Locate each line holding the string "vaše" and copy it.

[Figure content listings]
------------------------------------------------------------------------

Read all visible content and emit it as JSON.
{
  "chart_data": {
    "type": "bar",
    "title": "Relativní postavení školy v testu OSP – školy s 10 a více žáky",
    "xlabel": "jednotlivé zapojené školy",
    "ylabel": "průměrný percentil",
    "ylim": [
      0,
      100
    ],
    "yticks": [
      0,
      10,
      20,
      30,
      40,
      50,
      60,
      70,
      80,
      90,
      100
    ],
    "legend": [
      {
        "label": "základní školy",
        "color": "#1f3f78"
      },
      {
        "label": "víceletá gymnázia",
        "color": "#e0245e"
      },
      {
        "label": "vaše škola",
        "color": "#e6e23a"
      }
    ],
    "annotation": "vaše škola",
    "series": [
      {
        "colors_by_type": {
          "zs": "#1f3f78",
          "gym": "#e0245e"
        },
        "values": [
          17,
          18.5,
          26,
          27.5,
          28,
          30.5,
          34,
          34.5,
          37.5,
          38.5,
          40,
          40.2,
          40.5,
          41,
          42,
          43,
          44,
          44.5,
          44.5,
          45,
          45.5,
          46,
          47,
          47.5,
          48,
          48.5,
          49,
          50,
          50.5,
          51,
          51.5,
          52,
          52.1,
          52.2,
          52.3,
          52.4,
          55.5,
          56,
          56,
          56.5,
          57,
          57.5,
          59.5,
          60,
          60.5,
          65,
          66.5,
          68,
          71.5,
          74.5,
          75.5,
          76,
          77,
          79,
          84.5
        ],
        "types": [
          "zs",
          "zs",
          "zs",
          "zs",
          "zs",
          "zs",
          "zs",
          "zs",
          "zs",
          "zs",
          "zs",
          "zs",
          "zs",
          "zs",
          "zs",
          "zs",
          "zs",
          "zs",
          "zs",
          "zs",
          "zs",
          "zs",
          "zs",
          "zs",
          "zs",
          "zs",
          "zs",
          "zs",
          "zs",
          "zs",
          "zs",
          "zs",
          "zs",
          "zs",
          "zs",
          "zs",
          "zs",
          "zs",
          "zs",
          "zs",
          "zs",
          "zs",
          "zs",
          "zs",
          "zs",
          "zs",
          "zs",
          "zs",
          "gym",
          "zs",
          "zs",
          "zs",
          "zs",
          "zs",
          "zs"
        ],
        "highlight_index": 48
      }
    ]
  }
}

------------------------------------------------------------------------

**REPLY TO THE EXERCISE**:
        "label": "vaše škola",
    "annotation": "vaše škola",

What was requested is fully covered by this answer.